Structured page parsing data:
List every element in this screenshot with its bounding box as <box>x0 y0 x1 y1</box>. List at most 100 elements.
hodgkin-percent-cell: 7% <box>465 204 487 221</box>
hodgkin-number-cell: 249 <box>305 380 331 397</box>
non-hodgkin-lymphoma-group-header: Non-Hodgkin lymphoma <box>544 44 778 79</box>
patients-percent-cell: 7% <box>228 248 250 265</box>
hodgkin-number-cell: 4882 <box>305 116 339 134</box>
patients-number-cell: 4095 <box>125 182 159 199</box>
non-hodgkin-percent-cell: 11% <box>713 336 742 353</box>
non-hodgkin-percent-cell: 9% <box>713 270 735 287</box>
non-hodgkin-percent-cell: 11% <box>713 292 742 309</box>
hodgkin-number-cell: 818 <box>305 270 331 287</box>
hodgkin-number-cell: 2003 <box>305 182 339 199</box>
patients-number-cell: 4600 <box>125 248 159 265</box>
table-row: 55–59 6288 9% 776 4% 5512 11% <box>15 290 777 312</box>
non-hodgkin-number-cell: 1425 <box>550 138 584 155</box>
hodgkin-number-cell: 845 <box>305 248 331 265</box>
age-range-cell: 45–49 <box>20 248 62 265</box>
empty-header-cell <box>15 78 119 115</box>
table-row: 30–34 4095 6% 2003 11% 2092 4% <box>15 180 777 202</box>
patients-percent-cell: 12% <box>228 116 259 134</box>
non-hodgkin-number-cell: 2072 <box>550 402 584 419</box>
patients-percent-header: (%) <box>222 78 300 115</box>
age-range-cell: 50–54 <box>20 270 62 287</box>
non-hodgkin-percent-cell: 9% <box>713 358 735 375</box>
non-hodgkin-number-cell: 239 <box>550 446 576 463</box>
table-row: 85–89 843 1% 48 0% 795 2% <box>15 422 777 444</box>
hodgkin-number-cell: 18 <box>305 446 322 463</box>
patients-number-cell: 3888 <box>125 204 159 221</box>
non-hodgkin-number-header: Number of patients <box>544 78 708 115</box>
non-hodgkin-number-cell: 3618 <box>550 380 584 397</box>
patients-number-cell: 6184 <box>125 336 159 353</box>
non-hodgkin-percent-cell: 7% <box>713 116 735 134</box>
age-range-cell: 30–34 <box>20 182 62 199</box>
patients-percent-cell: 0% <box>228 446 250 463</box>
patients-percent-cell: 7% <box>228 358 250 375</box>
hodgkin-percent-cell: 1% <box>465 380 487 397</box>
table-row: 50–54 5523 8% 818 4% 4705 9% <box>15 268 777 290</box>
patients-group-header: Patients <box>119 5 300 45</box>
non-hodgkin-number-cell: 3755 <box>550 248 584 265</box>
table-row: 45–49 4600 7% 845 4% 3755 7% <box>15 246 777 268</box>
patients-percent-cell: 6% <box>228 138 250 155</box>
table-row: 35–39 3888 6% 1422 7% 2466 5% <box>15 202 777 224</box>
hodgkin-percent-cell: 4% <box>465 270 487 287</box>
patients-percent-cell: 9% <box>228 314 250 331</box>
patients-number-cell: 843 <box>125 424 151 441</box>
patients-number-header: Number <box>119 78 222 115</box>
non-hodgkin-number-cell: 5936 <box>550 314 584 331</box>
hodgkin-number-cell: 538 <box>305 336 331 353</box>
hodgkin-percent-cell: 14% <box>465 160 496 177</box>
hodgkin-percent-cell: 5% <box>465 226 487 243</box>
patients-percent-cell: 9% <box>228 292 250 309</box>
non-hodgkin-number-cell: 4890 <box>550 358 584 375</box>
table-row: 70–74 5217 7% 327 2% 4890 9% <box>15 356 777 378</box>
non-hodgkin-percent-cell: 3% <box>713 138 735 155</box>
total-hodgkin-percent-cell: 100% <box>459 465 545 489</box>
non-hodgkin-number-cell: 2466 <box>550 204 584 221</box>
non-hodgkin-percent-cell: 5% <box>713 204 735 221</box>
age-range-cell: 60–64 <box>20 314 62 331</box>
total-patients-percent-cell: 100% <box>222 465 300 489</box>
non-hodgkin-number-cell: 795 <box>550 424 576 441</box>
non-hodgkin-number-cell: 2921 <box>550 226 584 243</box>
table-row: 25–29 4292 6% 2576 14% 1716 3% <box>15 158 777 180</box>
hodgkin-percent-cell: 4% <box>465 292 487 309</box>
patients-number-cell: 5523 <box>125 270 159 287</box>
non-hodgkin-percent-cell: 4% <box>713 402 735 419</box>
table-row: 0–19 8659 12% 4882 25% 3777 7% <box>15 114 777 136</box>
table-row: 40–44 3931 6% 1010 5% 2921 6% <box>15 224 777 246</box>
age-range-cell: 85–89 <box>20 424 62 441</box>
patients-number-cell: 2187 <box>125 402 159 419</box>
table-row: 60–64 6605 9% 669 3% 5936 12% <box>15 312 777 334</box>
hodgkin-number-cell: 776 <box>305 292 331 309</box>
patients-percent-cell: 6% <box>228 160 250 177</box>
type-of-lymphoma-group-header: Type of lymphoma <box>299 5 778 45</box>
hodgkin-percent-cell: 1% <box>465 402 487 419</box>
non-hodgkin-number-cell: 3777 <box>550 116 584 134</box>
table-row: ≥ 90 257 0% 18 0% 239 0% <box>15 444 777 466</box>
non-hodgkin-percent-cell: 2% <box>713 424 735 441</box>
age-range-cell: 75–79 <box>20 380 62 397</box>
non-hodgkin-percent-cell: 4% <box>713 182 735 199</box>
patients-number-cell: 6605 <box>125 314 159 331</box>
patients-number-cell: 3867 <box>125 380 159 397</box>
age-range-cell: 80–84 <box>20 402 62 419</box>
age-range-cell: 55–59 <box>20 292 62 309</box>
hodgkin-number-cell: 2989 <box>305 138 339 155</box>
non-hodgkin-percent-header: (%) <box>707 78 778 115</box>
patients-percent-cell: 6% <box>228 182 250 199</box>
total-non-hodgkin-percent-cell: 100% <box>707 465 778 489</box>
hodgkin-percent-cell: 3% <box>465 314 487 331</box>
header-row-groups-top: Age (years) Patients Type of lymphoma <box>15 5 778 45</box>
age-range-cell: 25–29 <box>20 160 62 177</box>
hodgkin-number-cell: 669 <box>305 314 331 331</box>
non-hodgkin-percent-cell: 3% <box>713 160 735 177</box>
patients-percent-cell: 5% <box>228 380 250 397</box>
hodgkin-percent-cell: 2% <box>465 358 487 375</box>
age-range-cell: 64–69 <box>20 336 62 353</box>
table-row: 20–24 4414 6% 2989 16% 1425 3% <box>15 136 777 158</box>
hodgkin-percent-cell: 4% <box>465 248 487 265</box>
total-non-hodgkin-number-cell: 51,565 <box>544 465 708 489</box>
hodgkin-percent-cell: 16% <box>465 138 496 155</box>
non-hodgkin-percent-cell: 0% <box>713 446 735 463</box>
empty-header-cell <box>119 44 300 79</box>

## EXERCISE REQUIREMENTS
Whenever a line of the data holds the string "total", pick that line out.

## RESULT
total-hodgkin-percent-cell: 100% <box>459 465 545 489</box>
total-patients-percent-cell: 100% <box>222 465 300 489</box>
total-non-hodgkin-percent-cell: 100% <box>707 465 778 489</box>
total-non-hodgkin-number-cell: 51,565 <box>544 465 708 489</box>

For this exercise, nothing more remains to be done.